— START OF AVAILABLE DATA —

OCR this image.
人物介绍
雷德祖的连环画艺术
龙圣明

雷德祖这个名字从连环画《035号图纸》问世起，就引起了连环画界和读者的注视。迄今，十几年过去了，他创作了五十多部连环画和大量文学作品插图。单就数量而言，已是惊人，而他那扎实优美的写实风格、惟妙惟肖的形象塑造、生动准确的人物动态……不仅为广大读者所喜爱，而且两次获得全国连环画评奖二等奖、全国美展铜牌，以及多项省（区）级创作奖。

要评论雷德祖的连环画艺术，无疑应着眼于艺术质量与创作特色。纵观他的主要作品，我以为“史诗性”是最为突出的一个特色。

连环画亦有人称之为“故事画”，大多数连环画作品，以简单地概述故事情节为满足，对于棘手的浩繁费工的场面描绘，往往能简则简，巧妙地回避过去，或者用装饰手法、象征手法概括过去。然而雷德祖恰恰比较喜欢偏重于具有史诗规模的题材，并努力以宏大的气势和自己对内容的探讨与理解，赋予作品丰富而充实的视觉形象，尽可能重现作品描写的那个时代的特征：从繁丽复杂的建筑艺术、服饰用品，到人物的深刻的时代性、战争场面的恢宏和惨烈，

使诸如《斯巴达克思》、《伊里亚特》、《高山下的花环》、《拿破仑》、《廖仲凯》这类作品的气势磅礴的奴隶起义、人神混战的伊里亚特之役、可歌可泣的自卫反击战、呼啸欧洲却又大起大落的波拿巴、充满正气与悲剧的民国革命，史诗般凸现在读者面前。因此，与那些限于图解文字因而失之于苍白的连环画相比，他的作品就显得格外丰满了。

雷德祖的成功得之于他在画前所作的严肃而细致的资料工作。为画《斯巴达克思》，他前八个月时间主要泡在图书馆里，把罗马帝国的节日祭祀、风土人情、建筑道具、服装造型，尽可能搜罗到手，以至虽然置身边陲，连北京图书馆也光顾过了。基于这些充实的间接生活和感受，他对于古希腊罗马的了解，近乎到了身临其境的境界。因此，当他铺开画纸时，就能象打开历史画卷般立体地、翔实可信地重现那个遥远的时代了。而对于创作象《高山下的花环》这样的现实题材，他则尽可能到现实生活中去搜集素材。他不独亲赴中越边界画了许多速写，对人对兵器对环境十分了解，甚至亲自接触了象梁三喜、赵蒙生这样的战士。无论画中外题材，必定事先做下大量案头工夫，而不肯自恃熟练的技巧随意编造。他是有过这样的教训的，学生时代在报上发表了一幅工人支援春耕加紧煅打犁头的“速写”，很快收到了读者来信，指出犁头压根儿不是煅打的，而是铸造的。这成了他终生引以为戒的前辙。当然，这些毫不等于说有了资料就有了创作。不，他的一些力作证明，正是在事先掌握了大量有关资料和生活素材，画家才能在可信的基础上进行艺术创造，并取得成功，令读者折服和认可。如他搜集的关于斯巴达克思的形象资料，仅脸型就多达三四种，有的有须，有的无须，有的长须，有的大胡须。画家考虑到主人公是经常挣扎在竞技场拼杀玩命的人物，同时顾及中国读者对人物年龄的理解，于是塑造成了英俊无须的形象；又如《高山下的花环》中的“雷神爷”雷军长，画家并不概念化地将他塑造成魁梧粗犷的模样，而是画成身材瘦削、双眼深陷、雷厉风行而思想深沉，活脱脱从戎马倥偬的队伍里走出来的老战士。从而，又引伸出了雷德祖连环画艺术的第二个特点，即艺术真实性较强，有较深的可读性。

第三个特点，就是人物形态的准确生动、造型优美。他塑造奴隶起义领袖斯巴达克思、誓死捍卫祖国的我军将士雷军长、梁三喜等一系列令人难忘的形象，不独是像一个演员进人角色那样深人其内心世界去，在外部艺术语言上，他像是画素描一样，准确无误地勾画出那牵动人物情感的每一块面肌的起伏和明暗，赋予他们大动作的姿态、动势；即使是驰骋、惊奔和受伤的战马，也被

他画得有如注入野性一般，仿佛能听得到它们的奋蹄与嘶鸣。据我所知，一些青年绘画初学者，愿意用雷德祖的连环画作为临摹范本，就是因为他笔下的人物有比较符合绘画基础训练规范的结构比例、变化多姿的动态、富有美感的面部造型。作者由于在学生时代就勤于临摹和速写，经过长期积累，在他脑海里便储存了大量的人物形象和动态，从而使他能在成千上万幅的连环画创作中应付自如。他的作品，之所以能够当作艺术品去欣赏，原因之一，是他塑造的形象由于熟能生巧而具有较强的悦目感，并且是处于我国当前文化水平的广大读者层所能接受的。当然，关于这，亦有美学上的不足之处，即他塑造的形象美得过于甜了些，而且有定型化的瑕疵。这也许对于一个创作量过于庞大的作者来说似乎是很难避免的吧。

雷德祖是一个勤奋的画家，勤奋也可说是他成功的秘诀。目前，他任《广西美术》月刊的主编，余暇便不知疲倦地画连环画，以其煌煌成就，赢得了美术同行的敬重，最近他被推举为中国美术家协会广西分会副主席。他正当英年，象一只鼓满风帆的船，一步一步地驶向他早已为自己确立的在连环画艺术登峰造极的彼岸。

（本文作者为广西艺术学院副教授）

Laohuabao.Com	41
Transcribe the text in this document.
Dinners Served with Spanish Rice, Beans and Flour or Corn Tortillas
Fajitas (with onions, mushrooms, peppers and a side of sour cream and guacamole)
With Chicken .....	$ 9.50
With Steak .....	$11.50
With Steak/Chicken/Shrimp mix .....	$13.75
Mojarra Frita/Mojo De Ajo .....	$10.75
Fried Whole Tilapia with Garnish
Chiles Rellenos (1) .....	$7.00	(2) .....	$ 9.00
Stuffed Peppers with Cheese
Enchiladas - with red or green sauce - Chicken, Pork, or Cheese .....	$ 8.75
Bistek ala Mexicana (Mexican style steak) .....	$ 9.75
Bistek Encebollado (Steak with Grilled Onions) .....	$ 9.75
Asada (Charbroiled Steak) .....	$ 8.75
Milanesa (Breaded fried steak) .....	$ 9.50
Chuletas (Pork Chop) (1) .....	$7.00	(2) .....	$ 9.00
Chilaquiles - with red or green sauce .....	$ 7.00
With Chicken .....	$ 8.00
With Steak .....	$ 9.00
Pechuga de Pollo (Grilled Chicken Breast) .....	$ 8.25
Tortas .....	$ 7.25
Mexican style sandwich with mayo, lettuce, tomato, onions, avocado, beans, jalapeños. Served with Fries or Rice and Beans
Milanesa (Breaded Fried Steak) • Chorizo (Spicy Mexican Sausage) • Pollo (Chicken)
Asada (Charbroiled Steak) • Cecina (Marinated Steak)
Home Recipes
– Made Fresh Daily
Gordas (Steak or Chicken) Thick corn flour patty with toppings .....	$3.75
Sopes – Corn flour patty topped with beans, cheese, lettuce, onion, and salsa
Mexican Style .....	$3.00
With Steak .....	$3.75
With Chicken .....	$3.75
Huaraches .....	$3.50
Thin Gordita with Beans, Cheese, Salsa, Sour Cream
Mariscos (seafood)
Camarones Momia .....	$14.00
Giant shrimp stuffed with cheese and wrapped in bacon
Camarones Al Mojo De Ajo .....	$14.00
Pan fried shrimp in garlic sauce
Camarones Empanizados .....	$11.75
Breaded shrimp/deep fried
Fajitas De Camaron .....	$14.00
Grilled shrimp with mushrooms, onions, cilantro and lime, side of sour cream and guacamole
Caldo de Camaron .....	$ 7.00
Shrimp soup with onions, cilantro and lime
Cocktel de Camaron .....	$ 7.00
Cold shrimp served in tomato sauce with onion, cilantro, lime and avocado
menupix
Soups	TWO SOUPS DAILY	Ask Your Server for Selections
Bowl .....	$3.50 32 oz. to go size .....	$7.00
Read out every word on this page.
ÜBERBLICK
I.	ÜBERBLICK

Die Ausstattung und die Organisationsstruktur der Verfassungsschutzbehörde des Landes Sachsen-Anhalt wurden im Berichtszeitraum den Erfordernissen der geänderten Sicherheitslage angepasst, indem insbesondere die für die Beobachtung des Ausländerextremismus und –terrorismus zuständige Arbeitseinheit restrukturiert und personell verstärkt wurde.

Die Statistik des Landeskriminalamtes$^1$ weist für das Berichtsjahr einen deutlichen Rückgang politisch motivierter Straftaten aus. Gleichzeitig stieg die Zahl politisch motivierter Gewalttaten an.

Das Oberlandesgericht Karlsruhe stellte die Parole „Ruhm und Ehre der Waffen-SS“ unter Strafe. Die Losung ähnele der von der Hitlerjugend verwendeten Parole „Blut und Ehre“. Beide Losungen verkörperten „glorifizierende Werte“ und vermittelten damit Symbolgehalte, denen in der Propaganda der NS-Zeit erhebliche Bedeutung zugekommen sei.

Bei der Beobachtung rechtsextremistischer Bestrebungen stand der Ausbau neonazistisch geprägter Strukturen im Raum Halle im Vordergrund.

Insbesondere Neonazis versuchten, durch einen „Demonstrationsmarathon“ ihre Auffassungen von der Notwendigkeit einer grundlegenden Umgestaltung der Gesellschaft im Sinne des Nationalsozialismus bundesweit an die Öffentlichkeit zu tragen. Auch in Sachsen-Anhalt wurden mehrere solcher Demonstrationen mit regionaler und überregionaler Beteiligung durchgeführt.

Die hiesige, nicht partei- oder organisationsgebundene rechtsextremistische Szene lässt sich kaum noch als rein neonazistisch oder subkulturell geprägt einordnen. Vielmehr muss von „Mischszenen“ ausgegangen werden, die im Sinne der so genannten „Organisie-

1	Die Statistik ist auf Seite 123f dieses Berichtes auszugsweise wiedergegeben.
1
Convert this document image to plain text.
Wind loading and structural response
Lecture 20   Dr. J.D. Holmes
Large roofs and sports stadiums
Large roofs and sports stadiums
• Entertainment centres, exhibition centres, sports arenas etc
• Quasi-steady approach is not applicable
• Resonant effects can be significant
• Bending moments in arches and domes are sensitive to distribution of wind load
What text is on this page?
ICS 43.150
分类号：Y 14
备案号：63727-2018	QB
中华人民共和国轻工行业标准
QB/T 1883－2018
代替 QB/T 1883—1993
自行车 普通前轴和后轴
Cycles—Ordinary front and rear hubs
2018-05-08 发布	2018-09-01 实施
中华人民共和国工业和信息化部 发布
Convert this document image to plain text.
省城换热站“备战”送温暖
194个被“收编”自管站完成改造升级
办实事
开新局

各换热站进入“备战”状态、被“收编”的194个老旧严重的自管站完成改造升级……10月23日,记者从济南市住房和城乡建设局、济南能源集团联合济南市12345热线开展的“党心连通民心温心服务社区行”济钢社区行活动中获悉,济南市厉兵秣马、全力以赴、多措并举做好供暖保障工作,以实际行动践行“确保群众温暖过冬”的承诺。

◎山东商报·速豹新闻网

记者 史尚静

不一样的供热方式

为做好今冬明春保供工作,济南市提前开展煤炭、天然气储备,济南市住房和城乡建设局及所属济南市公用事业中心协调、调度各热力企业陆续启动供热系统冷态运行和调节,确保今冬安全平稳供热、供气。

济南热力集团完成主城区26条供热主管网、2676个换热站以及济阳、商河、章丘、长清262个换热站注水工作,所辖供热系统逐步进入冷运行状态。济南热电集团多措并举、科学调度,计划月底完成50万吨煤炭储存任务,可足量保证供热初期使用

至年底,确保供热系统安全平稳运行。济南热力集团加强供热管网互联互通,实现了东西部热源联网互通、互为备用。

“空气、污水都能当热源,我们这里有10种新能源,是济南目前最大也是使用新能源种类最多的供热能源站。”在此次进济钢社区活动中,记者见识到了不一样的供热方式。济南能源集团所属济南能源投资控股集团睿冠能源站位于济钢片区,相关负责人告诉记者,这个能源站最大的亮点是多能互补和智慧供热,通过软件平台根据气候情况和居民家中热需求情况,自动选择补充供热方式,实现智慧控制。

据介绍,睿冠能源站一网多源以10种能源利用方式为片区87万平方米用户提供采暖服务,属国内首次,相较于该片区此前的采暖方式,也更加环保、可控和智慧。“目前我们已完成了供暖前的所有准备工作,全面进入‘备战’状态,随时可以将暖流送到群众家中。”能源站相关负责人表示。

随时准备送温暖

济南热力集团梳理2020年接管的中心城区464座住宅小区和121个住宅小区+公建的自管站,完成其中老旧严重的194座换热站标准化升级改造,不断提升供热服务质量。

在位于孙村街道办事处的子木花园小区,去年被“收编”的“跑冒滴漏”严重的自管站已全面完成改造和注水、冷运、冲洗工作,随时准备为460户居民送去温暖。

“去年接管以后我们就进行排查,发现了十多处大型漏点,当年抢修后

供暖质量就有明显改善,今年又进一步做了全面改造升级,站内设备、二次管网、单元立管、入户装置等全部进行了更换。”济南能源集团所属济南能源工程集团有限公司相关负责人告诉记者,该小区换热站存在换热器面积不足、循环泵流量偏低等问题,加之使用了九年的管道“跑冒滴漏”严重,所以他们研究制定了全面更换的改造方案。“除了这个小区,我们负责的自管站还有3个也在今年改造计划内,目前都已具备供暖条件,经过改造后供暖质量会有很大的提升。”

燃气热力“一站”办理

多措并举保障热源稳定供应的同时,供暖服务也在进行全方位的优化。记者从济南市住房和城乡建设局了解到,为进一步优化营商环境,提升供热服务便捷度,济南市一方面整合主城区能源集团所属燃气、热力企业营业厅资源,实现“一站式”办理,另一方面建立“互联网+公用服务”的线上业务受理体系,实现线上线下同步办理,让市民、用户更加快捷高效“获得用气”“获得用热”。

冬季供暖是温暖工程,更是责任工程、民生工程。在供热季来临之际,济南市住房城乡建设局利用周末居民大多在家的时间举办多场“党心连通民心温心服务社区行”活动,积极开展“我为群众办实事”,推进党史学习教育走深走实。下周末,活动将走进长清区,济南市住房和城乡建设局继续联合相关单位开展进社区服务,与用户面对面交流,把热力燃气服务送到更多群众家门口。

— END OF AVAILABLE DATA —

→ **WHAT IS NEEDED**:
Reply with the number of lines in the material above that contain "Chicken", and nothing more.

→ **RESULT OF THIS TASK**:
8